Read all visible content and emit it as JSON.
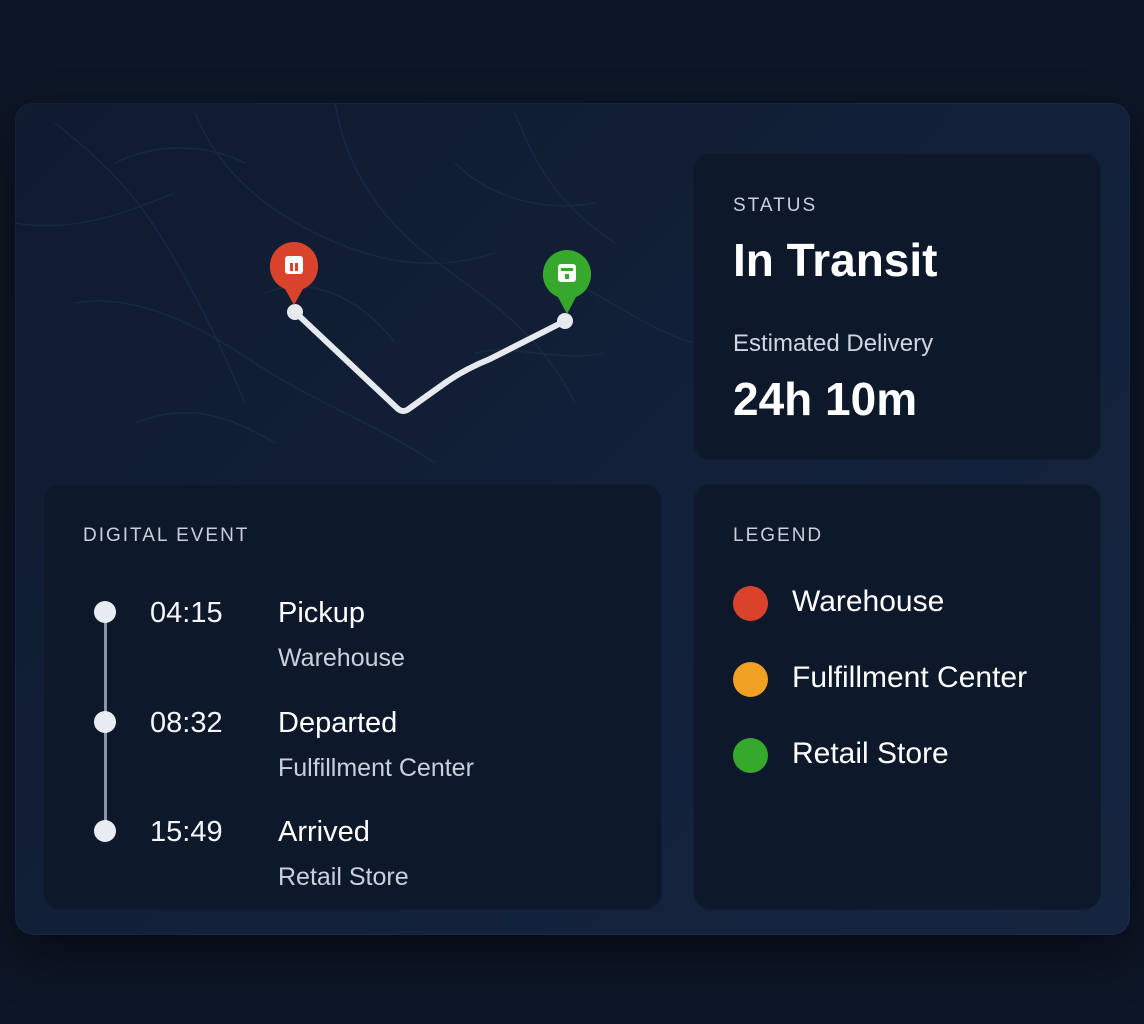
{
  "map": {
    "origin_icon": "warehouse-pin-icon",
    "destination_icon": "store-pin-icon",
    "route_color": "#e6e9ee"
  },
  "status": {
    "label": "STATUS",
    "value": "In Transit",
    "eta_label": "Estimated Delivery",
    "eta_value": "24h 10m"
  },
  "events": {
    "title": "DIGITAL EVENT",
    "items": [
      {
        "time": "04:15",
        "title": "Pickup",
        "location": "Warehouse"
      },
      {
        "time": "08:32",
        "title": "Departed",
        "location": "Fulfillment Center"
      },
      {
        "time": "15:49",
        "title": "Arrived",
        "location": "Retail Store"
      }
    ]
  },
  "legend": {
    "title": "LEGEND",
    "items": [
      {
        "label": "Warehouse",
        "color": "#d9432c"
      },
      {
        "label": "Fulfillment Center",
        "color": "#f0a022"
      },
      {
        "label": "Retail Store",
        "color": "#36a82c"
      }
    ]
  }
}
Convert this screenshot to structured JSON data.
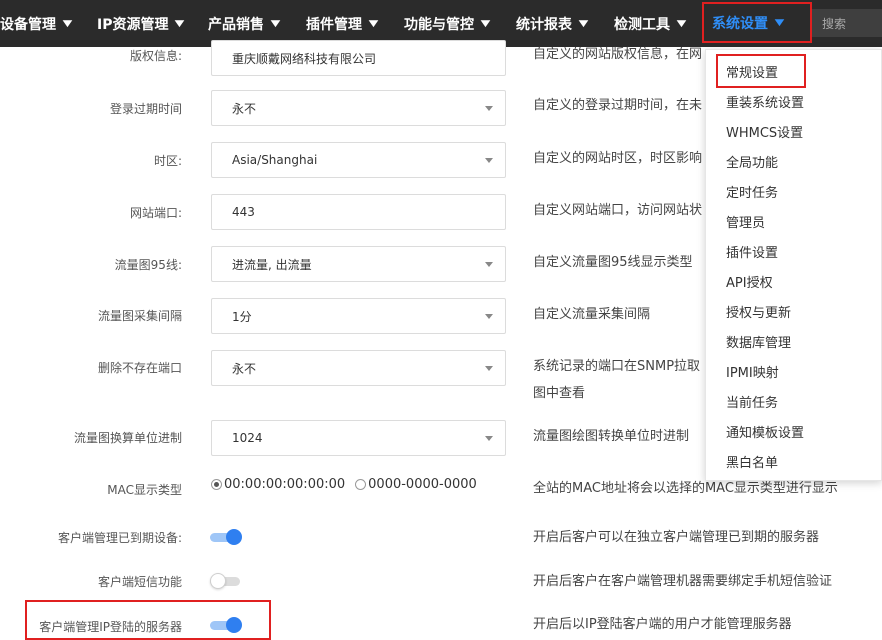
{
  "nav": {
    "items": [
      {
        "label": "设备管理"
      },
      {
        "label": "IP资源管理"
      },
      {
        "label": "产品销售"
      },
      {
        "label": "插件管理"
      },
      {
        "label": "功能与管控"
      },
      {
        "label": "统计报表"
      },
      {
        "label": "检测工具"
      },
      {
        "label": "系统设置"
      }
    ],
    "search_placeholder": "搜索"
  },
  "form": {
    "rows": [
      {
        "label": "版权信息:",
        "value": "重庆顺戴网络科技有限公司",
        "desc": "自定义的网站版权信息，在网"
      },
      {
        "label": "登录过期时间",
        "value": "永不",
        "desc": "自定义的登录过期时间，在未"
      },
      {
        "label": "时区:",
        "value": "Asia/Shanghai",
        "desc": "自定义的网站时区，时区影响"
      },
      {
        "label": "网站端口:",
        "value": "443",
        "desc": "自定义网站端口，访问网站状"
      },
      {
        "label": "流量图95线:",
        "value": "进流量, 出流量",
        "desc": "自定义流量图95线显示类型"
      },
      {
        "label": "流量图采集间隔",
        "value": "1分",
        "desc": "自定义流量采集间隔"
      },
      {
        "label": "删除不存在端口",
        "value": "永不",
        "desc": "系统记录的端口在SNMP拉取",
        "desc2": "图中查看"
      },
      {
        "label": "流量图换算单位进制",
        "value": "1024",
        "desc": "流量图绘图转换单位时进制"
      }
    ],
    "mac": {
      "label": "MAC显示类型",
      "options": [
        "00:00:00:00:00:00",
        "0000-0000-0000"
      ],
      "selected": "00:00:00:00:00:00",
      "desc": "全站的MAC地址将会以选择的MAC显示类型进行显示"
    },
    "switches": [
      {
        "label": "客户端管理已到期设备:",
        "on": true,
        "desc": "开启后客户可以在独立客户端管理已到期的服务器"
      },
      {
        "label": "客户端短信功能",
        "on": false,
        "desc": "开启后客户在客户端管理机器需要绑定手机短信验证"
      },
      {
        "label": "客户端管理IP登陆的服务器",
        "on": true,
        "desc": "开启后以IP登陆客户端的用户才能管理服务器"
      }
    ]
  },
  "dropdown": {
    "items": [
      "常规设置",
      "重装系统设置",
      "WHMCS设置",
      "全局功能",
      "定时任务",
      "管理员",
      "插件设置",
      "API授权",
      "授权与更新",
      "数据库管理",
      "IPMI映射",
      "当前任务",
      "通知模板设置",
      "黑白名单"
    ]
  },
  "colors": {
    "nav_bg": "#2b2b2b",
    "accent": "#2f8ef7",
    "highlight": "#e02020"
  }
}
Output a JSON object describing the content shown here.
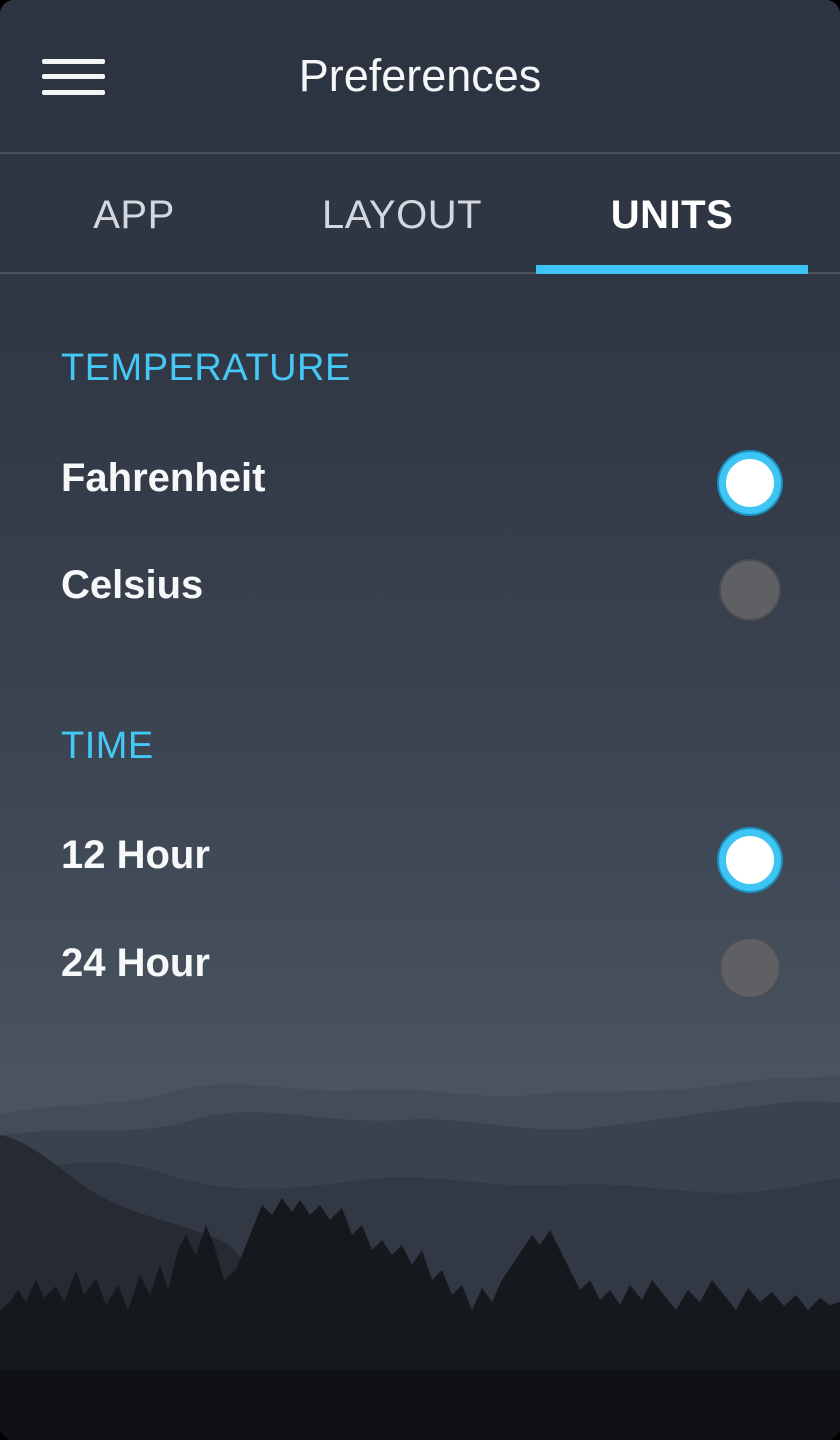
{
  "header": {
    "title": "Preferences",
    "menu_icon": "hamburger-menu-icon"
  },
  "tabs": [
    {
      "label": "APP",
      "active": false
    },
    {
      "label": "LAYOUT",
      "active": false
    },
    {
      "label": "UNITS",
      "active": true
    }
  ],
  "sections": [
    {
      "title": "TEMPERATURE",
      "options": [
        {
          "label": "Fahrenheit",
          "selected": true
        },
        {
          "label": "Celsius",
          "selected": false
        }
      ]
    },
    {
      "title": "TIME",
      "options": [
        {
          "label": "12 Hour",
          "selected": true
        },
        {
          "label": "24 Hour",
          "selected": false
        }
      ]
    }
  ],
  "colors": {
    "accent": "#3ec5f4",
    "header_bg": "#2c3441",
    "text": "#f7f8fa",
    "radio_unselected": "#5f6063"
  }
}
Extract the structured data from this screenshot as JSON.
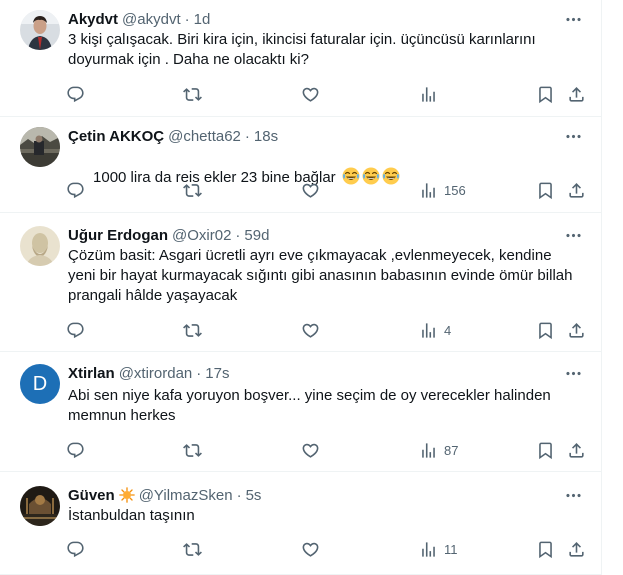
{
  "tweets": [
    {
      "name": "Akydvt",
      "handle": "@akydvt",
      "time": "1d",
      "text": "3 kişi çalışacak. Biri kira için, ikincisi faturalar için. üçüncüsü karınlarını\ndoyurmak için . Daha ne olacaktı ki?",
      "views": ""
    },
    {
      "name": "Çetin AKKOÇ",
      "handle": "@chetta62",
      "time": "18s",
      "text": "1000 lira da reis ekler 23 bine bağlar ",
      "views": "156"
    },
    {
      "name": "Uğur Erdogan",
      "handle": "@Oxir02",
      "time": "59d",
      "text": "Çözüm basit: Asgari ücretli ayrı eve çıkmayacak ,evlenmeyecek, kendine\nyeni bir hayat kurmayacak sığıntı gibi anasının babasının evinde ömür billah\nprangali hâlde yaşayacak",
      "views": "4"
    },
    {
      "name": "Xtirlan",
      "handle": "@xtirordan",
      "time": "17s",
      "avatar_letter": "D",
      "text": "Abi sen niye kafa yoruyon boşver... yine seçim de oy verecekler halinden\nmemnun herkes",
      "views": "87"
    },
    {
      "name": "Güven",
      "handle": "@YilmazSken",
      "time": "5s",
      "text": "İstanbuldan taşının",
      "views": "11"
    }
  ],
  "separator": "·",
  "colors": {
    "text": "#0f1419",
    "muted": "#536471",
    "divider": "#eff3f4",
    "avatar_letter_bg": "#1d6fb6"
  }
}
====
Quote, please, only the lines running from the one with "Extract the structured" down to the final line of the data above, keeping both ends and skipping the pictures.

[TASK ANSWER]
Extract the structured data from this screenshot as JSON.
{
  "tweets": [
    {
      "name": "Akydvt",
      "handle": "@akydvt",
      "time": "1d",
      "text": "3 kişi çalışacak. Biri kira için, ikincisi faturalar için. üçüncüsü karınlarını\ndoyurmak için . Daha ne olacaktı ki?",
      "views": ""
    },
    {
      "name": "Çetin AKKOÇ",
      "handle": "@chetta62",
      "time": "18s",
      "text": "1000 lira da reis ekler 23 bine bağlar ",
      "views": "156"
    },
    {
      "name": "Uğur Erdogan",
      "handle": "@Oxir02",
      "time": "59d",
      "text": "Çözüm basit: Asgari ücretli ayrı eve çıkmayacak ,evlenmeyecek, kendine\nyeni bir hayat kurmayacak sığıntı gibi anasının babasının evinde ömür billah\nprangali hâlde yaşayacak",
      "views": "4"
    },
    {
      "name": "Xtirlan",
      "handle": "@xtirordan",
      "time": "17s",
      "avatar_letter": "D",
      "text": "Abi sen niye kafa yoruyon boşver... yine seçim de oy verecekler halinden\nmemnun herkes",
      "views": "87"
    },
    {
      "name": "Güven",
      "handle": "@YilmazSken",
      "time": "5s",
      "text": "İstanbuldan taşının",
      "views": "11"
    }
  ],
  "separator": "·",
  "colors": {
    "text": "#0f1419",
    "muted": "#536471",
    "divider": "#eff3f4",
    "avatar_letter_bg": "#1d6fb6"
  }
}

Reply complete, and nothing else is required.